== Tasks ==
(a) Return the stretch of the passage on power modeling metrics from "Memory Resources: This" through "network to implement.", copied word for word.
(b) Answer these questions from the passage on power modeling metrics:
(i) According to the passage, what is stored in memory for a neural network?
(ii) Which kind of technique does not require power characterization before modeling?
(iii) On average, what level of modeling effort is given to table-based techniques?
(c) Continue the passage on power modeling metrics from where it stops.

== Extract to read ==

'''

Modeling Effort: It corresponds to the quantity of information and time that is required to build the model. For example, a high modeling effort may require either a long characterization phase or a significant time to obtain data. For moderate and low modeling effort, less data points and time are needed to build the model. Regarding a table-based techniques, the modeling effort is considered as moderate in average. Recall that this metric depends on two factors: 1) the number of used attributes/predictors to build the table/model and 2) the number of points to prepare the table. According to the literature (see Section VI-B), the number of predictors depends on the number of inputs of the component/circuit. Polynomial-based power models may be built with a moderate modeling effort, depending on the amount of data to gather. Finally, neural networks need a high modeling effort since the

training time could be significant and a large number of data may be needed to obtain accurate results.

Memory Resources: This metric corresponds to the memory footprint of the technique. For example, the table-based technique consumes a lot of memory resources as compared to an analytic model. Table-based techniques can be considered as memory consuming because of the large number of data points required to store the model. The use of regression in polynomial-based techniques does not require a large amount of memory resources as they do not need to store data. Regarding neural networks, few memory resources are required. In fact, a memory is only used to store weights and biases. However, the memory footprint increases along with the size of the network to implement.

Computational Effort: It represents the computational resources and time needed to perform estimation. We, respectively, associate a high, moderate, and low computational effort to the weights. For table-based approaches, the computational effort increases with table dimensions. This is because of dense search that is required to obtain the correct value for a given entry. Consequently, we can consider it as moderate. For polynomial and analytic models, the estimation time and the computational resources required are low. Regarding NN, the estimation is also low but the computational resources depends on the size of the network. Polynomial models do not imply a significant computation effort, as does not need to perform any additional operation to estimate power. Regarding the computational effort for neural networks, it is considered low due to the time needed to perform the computation of the output with respect to a given input. One can note that this metric is directly related to the network size.

*Power Characterization:* It indicates if power characterization has to be performed before modeling or not. On the contrary to analytical techniques, table-based, neural networks, and polynomial-based technique do require power characterization.

'''

== Recorded data ==

'''

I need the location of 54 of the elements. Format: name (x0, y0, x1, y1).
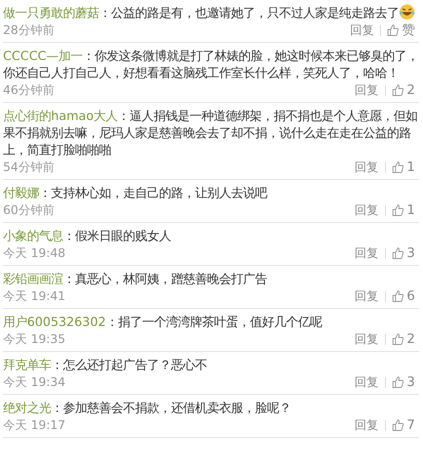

'''

== The answers ==
(a)
Memory Resources: This metric corresponds to the memory footprint of the technique. For example, the table-based technique consumes a lot of memory resources as compared to an analytic model. Table-based techniques can be considered as memory consuming because of the large number of data points required to store the model. The use of regression in polynomial-based techniques does not require a large amount of memory resources as they do not need to store data. Regarding neural networks, few memory resources are required. In fact, a memory is only used to store weights and biases. However, the memory footprint increases along with the size of the network to implement.

(b)
(i) Weights and biases.
(ii) Analytical techniques.
(iii) Moderate.

(c)
Accuracy: It represents the fitting capability of a given modeling technique. Regarding neural networks, it was previously remarked that such approach is able to solve complex non linear problem whereas the complexity of an equivalent analytical model or a table would be too important [89]. Neural networks are also able to interpolate better than other modeling approaches. Analytic models are not as efficient and generally lead to a lower accuracy. The same conclusion can be made for table-based approaches, except if the size of the table becomes very significant.



Fig. 8. Graphical comparison of modeling techniques according to defined metrics.

Polynomial-based solutions constitute a good tradeoff among other approaches.

Modeling Expandability: It corresponds to the capability of a power model to provide power estimation of a composite system. Modeling expandability has been shown in [72], where the table-based power models of IP-based modules were extended and connected together to get the power consumption of a composite system such as a system-on-chip device. The same conclusion can be drawn for neural networks [10], [102].

3) Comparison of Modeling Techniques: From the previous definition, Fig. 8 illustrates the result of different power modeling techniques according to defined metrics.

Even if quantitative results are provided, some general trends can be identified, giving designers the capability to identify the most appropriate modeling technique. At a first glance, the biggest surface highlights the best modeling technique according to a given metric. First, if designers want to quickly obtain power estimations, analytic models deliver a reasonable fitting accuracy with low computational, and modeling efforts as no power characterization is required. However, from our knowledge, the main issue remains how to efficiently generalize an analytical model to a global system, without prohibiting efforts.

Regarding modeling accuracy, scalability/expandability and the use of memory resources, neural networks outperform other modeling techniques, especially table-based and analytic approaches. This is of further importance when designers want to estimate the power of a system composed of several IPs. However, neural networks necessitate a modeling effort that is considerable in comparison to other techniques due to the training phase and a large dataset.

Finally, polynomial-based techniques deliver a good tradeoff since accuracy, modeling effort, and memory resources are balanced by the characterization and the modeling effort. They do not outperform neither analytic approaches nor neural networks but are a good alternative.

# VII. LITERATURE CLASSIFICATION

In this section, we present a detailed analysis of the existing works with respect to two approaches: 1) the modeling approach and 2) the characterization technique. Thereby, Fig. 9 illustrates the resulting classification of all works in



Fig. 9. Classification of the related works.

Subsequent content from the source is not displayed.